───── Recorded information ─────

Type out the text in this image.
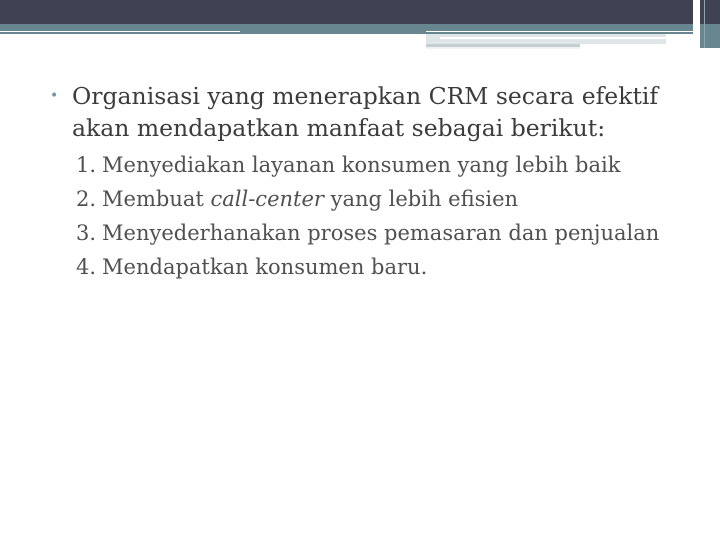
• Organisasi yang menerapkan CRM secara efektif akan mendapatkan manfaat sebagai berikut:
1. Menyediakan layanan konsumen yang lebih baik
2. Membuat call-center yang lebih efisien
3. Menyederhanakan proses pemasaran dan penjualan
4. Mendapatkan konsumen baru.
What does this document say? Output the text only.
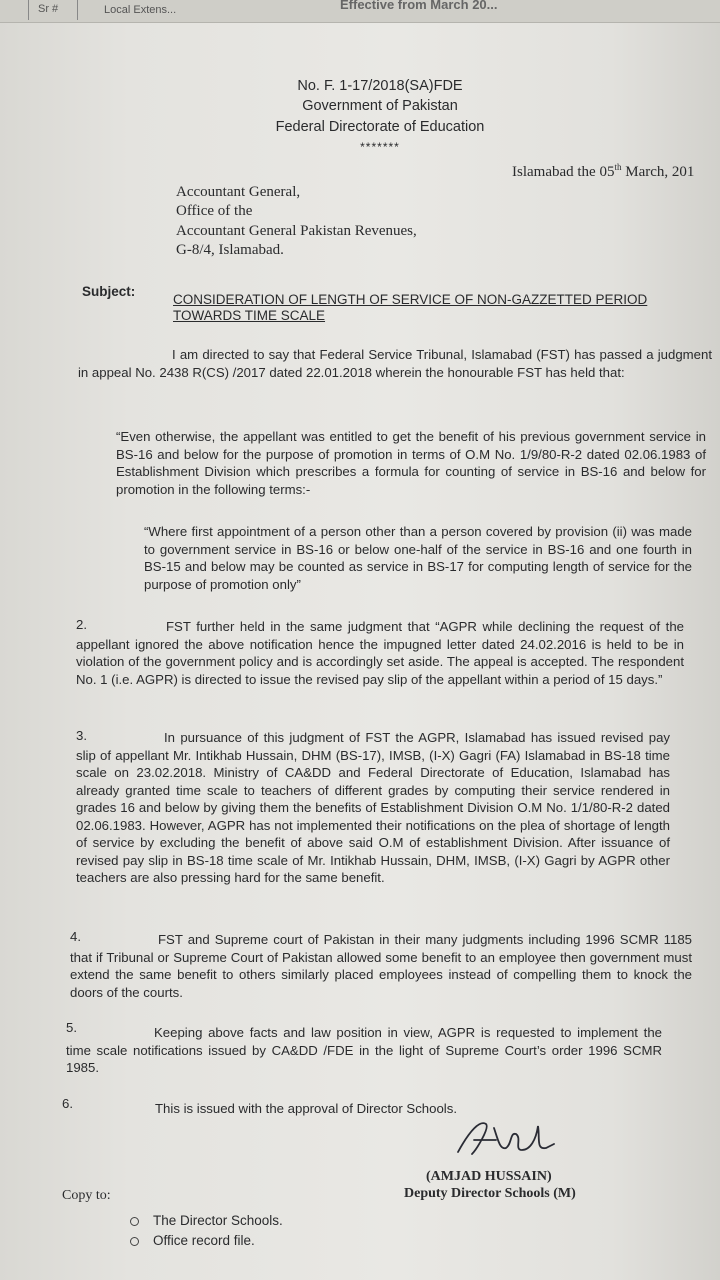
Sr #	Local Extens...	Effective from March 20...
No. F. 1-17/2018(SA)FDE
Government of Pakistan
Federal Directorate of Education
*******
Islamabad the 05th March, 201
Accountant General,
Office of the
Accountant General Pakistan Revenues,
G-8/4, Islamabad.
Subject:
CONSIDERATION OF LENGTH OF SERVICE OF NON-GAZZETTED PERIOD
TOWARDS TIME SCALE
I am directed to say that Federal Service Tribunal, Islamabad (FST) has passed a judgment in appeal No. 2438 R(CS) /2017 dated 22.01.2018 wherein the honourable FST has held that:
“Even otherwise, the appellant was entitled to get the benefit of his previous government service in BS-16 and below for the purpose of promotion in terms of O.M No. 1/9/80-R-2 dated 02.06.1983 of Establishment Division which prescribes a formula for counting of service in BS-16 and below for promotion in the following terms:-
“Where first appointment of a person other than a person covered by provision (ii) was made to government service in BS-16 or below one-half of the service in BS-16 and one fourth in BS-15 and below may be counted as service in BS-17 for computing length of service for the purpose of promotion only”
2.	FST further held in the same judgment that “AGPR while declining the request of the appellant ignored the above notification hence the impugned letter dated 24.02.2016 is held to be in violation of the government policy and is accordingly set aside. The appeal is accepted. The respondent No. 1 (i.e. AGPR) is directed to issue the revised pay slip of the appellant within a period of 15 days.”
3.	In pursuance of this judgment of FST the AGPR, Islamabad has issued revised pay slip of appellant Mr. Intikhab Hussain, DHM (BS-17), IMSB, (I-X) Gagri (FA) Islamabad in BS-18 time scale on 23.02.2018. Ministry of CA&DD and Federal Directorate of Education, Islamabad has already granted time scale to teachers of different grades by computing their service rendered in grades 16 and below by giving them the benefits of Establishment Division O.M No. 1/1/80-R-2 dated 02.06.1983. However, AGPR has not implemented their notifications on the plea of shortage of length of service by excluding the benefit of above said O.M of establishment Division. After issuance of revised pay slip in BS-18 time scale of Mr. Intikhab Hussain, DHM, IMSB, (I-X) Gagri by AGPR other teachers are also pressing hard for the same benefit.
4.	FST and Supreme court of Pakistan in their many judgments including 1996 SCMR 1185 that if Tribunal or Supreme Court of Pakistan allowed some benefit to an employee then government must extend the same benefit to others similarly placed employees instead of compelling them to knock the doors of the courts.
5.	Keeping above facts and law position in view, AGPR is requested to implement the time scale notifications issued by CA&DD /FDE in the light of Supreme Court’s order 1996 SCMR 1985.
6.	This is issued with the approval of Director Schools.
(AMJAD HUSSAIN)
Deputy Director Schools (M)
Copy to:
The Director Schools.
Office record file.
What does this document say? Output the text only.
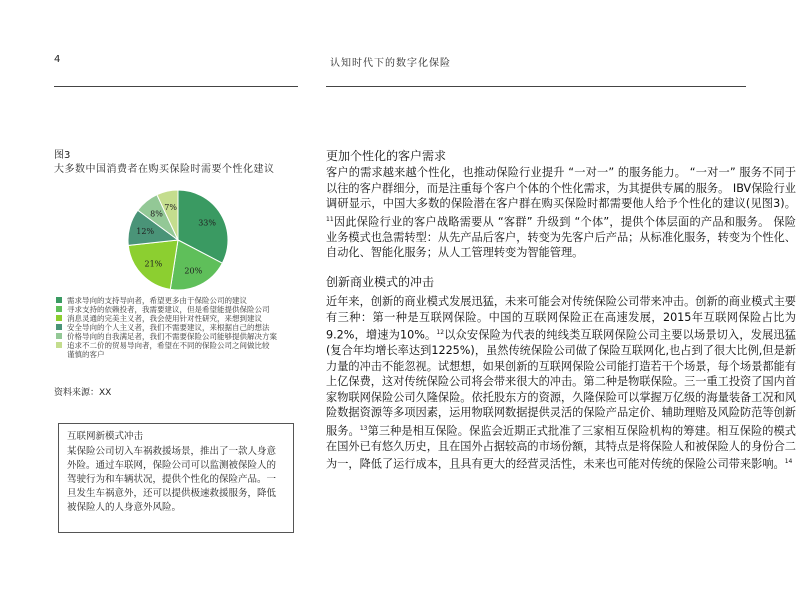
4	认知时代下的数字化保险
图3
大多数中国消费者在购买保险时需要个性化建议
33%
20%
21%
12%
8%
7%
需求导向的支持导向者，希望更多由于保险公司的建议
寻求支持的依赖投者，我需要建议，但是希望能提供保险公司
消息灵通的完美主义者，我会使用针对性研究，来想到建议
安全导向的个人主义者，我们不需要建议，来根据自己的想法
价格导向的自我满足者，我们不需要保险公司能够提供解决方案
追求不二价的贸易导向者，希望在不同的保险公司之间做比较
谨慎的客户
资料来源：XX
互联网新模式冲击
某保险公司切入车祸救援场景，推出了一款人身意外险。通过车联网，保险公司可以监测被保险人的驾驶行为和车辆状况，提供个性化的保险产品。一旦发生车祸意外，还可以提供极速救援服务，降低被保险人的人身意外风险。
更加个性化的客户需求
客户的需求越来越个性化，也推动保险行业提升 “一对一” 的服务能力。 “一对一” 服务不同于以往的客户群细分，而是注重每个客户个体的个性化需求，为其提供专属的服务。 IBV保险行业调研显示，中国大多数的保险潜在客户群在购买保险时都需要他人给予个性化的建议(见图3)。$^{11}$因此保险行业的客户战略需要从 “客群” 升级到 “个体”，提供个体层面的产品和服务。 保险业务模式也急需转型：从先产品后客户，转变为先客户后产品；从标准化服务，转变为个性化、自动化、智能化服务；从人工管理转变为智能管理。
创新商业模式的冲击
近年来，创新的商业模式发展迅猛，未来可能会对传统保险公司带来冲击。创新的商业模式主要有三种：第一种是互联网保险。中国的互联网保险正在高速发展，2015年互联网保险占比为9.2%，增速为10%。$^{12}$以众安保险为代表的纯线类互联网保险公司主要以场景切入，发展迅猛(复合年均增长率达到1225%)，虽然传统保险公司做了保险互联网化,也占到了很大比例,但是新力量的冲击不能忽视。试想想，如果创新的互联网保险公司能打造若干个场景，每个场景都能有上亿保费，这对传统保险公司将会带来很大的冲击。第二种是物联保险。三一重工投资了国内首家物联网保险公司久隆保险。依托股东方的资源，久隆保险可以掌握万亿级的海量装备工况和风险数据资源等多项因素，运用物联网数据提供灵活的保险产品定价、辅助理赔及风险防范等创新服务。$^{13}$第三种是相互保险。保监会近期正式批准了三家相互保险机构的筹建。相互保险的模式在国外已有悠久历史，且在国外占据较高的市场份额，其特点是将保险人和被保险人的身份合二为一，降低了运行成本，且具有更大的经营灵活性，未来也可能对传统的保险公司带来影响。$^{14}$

─────
───── Recorded information ─────

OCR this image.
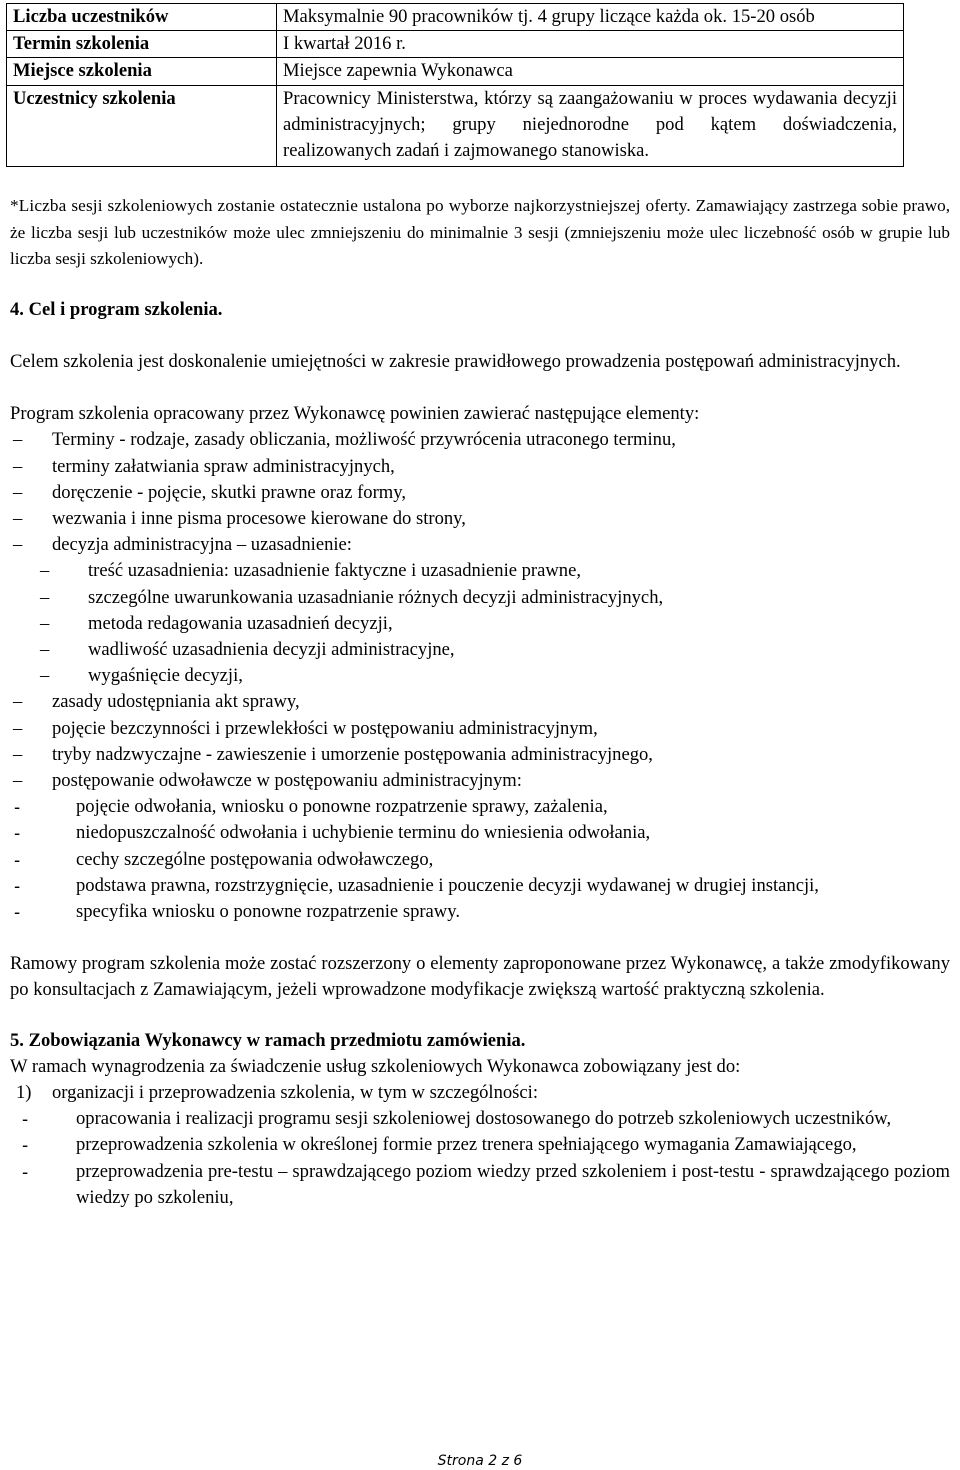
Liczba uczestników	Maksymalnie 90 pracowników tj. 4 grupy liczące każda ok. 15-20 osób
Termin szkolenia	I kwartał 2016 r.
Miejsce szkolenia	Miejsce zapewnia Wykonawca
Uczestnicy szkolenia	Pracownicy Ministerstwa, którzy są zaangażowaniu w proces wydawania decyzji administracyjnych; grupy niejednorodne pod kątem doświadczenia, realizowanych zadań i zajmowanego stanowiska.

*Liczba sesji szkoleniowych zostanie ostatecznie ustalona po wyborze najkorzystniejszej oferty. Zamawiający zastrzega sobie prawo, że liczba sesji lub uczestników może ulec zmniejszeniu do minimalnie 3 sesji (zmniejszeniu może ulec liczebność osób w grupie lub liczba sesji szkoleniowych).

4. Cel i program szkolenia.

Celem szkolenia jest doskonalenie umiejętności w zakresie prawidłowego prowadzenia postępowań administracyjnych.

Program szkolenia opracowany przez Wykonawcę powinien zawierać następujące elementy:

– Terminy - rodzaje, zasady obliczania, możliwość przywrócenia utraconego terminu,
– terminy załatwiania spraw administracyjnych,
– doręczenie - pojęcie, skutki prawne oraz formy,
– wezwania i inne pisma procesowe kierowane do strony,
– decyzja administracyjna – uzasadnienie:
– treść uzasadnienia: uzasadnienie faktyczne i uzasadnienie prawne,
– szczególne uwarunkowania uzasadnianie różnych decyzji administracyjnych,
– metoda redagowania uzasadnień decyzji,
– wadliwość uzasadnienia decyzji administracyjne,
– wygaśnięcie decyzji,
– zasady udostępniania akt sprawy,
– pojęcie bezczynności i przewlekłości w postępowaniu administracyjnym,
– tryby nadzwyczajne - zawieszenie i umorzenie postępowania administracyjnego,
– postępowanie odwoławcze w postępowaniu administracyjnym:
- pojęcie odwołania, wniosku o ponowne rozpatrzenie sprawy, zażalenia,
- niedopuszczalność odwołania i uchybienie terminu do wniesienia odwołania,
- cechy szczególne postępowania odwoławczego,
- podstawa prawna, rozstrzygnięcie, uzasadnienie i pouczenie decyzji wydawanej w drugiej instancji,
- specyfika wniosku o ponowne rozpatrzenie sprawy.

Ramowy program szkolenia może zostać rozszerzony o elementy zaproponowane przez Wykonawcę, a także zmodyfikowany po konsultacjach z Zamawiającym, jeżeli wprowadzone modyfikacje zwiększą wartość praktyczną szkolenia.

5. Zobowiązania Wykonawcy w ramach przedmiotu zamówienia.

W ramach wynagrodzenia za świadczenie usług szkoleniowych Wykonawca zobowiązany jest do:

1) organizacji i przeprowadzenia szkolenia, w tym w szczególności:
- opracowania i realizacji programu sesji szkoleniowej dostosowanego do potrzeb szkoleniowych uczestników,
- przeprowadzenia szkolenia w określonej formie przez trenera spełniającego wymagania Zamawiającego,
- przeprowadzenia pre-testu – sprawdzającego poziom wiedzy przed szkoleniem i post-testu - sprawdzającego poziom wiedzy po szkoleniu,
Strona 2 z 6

─────
───── Recorded information ─────

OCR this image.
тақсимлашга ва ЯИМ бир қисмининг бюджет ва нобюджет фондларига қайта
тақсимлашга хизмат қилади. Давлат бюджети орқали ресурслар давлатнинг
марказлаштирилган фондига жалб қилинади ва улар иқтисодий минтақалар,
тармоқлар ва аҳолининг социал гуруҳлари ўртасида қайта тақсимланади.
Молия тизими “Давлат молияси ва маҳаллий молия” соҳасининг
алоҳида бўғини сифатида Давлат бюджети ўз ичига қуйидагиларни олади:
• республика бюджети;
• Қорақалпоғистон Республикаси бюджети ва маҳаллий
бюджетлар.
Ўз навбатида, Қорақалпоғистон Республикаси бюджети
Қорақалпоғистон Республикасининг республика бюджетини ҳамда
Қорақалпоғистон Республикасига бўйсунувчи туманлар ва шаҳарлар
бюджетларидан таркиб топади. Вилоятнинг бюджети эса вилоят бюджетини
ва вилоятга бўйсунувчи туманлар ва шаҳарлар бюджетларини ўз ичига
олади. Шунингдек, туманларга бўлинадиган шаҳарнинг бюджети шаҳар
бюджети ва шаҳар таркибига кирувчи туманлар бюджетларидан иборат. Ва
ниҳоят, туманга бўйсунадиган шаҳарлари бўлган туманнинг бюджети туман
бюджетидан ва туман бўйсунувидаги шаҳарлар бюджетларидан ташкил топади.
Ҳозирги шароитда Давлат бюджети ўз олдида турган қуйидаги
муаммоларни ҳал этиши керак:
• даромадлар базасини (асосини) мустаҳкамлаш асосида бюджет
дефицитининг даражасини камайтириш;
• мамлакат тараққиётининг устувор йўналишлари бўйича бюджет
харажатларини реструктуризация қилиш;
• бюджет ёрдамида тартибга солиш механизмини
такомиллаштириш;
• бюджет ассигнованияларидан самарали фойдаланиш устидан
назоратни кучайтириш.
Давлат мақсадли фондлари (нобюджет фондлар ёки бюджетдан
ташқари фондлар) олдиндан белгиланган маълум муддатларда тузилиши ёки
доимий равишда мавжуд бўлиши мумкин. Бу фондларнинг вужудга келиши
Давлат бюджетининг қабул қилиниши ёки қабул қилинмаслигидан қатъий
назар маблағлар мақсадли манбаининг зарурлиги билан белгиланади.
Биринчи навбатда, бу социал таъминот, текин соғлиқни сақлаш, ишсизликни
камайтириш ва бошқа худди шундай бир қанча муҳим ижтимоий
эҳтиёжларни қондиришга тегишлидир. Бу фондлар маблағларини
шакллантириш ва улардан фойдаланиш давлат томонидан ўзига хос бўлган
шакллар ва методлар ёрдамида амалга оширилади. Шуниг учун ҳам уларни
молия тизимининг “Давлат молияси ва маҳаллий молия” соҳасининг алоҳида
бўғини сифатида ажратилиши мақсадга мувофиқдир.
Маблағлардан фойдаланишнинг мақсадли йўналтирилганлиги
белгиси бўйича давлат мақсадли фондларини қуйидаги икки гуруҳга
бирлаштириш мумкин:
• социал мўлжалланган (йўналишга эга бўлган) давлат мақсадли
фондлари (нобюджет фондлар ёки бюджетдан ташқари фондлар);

─────

#### [Short problem]
Show the lines of the records that include the string "lebih".

#### [Full output]
1. Menyediakan layanan konsumen yang lebih baik
2. Membuat call-center yang lebih efisien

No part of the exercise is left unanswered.